» **DATA SHOWN**
■ ■ ■

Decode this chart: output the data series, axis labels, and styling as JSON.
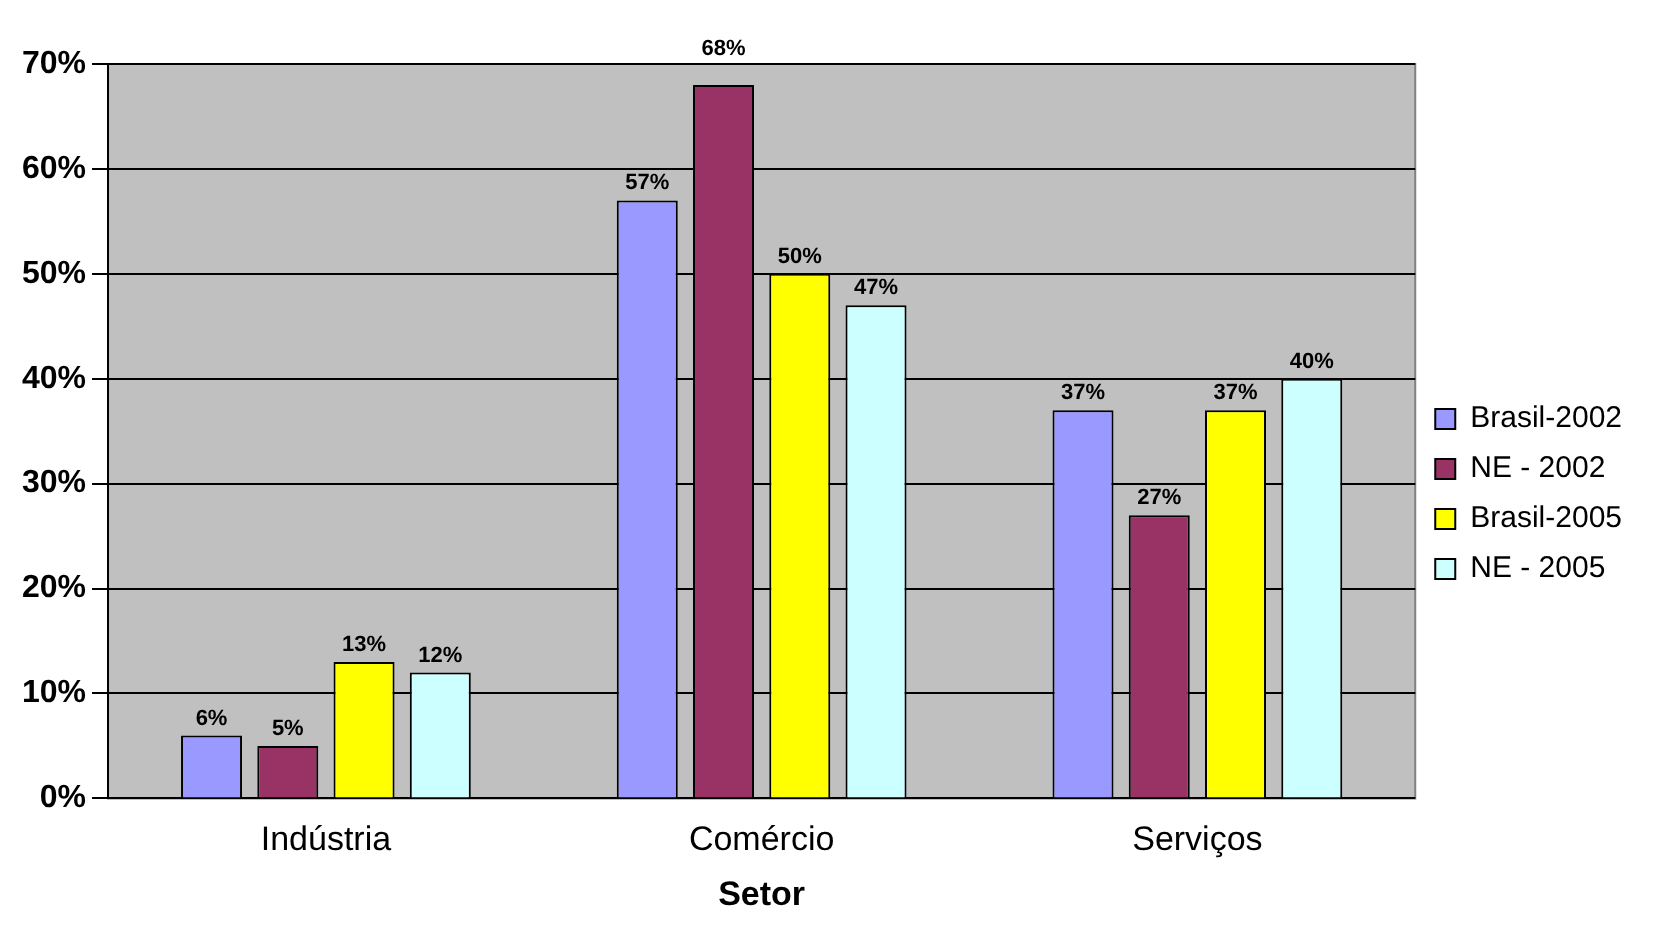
{
  "chart_data": {
    "type": "bar",
    "xlabel": "Setor",
    "categories": [
      "Indústria",
      "Comércio",
      "Serviços"
    ],
    "series": [
      {
        "name": "Brasil-2002",
        "color": "#9999ff",
        "values": [
          6,
          57,
          37
        ],
        "value_labels": [
          "6%",
          "57%",
          "37%"
        ]
      },
      {
        "name": "NE - 2002",
        "color": "#993366",
        "values": [
          5,
          68,
          27
        ],
        "value_labels": [
          "5%",
          "68%",
          "27%"
        ]
      },
      {
        "name": "Brasil-2005",
        "color": "#ffff00",
        "values": [
          13,
          50,
          37
        ],
        "value_labels": [
          "13%",
          "50%",
          "37%"
        ]
      },
      {
        "name": "NE - 2005",
        "color": "#ccffff",
        "values": [
          12,
          47,
          40
        ],
        "value_labels": [
          "12%",
          "47%",
          "40%"
        ]
      }
    ],
    "ylim": [
      0,
      70
    ],
    "yticks": [
      {
        "value": 0,
        "label": "0%"
      },
      {
        "value": 10,
        "label": "10%"
      },
      {
        "value": 20,
        "label": "20%"
      },
      {
        "value": 30,
        "label": "30%"
      },
      {
        "value": 40,
        "label": "40%"
      },
      {
        "value": 50,
        "label": "50%"
      },
      {
        "value": 60,
        "label": "60%"
      },
      {
        "value": 70,
        "label": "70%"
      }
    ],
    "grid": "y",
    "legend": "right"
  }
}
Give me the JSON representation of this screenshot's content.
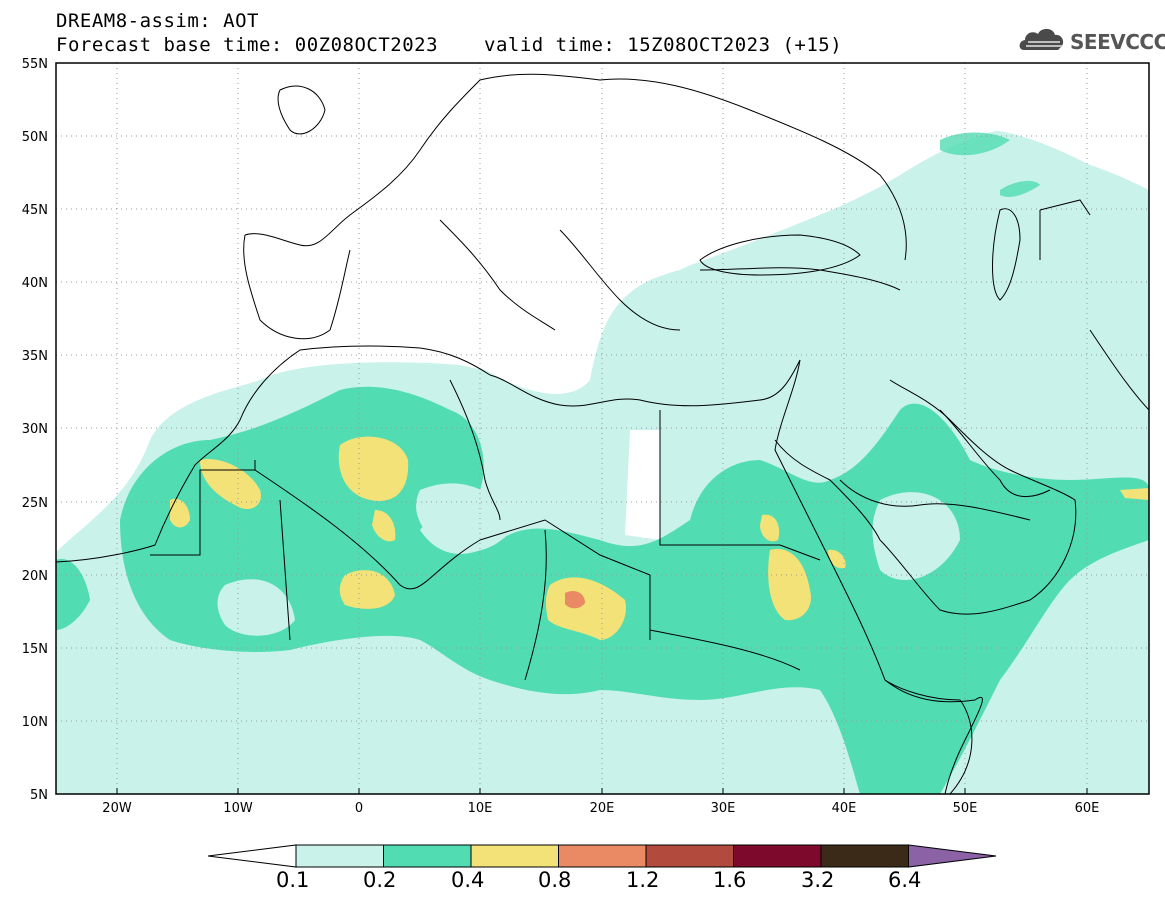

■ ■ ■

» **TASK GOAL**
Except for the pictures, copy the material above exactly.

» **OUTPUT OF THE EXERCISE**
Decode this chart: output the data series, axis labels, and styling as JSON.
{
  "chart_data": {
    "type": "bar",
    "xlabel": "Setor",
    "categories": [
      "Indústria",
      "Comércio",
      "Serviços"
    ],
    "series": [
      {
        "name": "Brasil-2002",
        "color": "#9999ff",
        "values": [
          6,
          57,
          37
        ],
        "value_labels": [
          "6%",
          "57%",
          "37%"
        ]
      },
      {
        "name": "NE - 2002",
        "color": "#993366",
        "values": [
          5,
          68,
          27
        ],
        "value_labels": [
          "5%",
          "68%",
          "27%"
        ]
      },
      {
        "name": "Brasil-2005",
        "color": "#ffff00",
        "values": [
          13,
          50,
          37
        ],
        "value_labels": [
          "13%",
          "50%",
          "37%"
        ]
      },
      {
        "name": "NE - 2005",
        "color": "#ccffff",
        "values": [
          12,
          47,
          40
        ],
        "value_labels": [
          "12%",
          "47%",
          "40%"
        ]
      }
    ],
    "ylim": [
      0,
      70
    ],
    "yticks": [
      {
        "value": 0,
        "label": "0%"
      },
      {
        "value": 10,
        "label": "10%"
      },
      {
        "value": 20,
        "label": "20%"
      },
      {
        "value": 30,
        "label": "30%"
      },
      {
        "value": 40,
        "label": "40%"
      },
      {
        "value": 50,
        "label": "50%"
      },
      {
        "value": 60,
        "label": "60%"
      },
      {
        "value": 70,
        "label": "70%"
      }
    ],
    "grid": "y",
    "legend": "right"
  }
}
Give me the JSON representation of this screenshot's content.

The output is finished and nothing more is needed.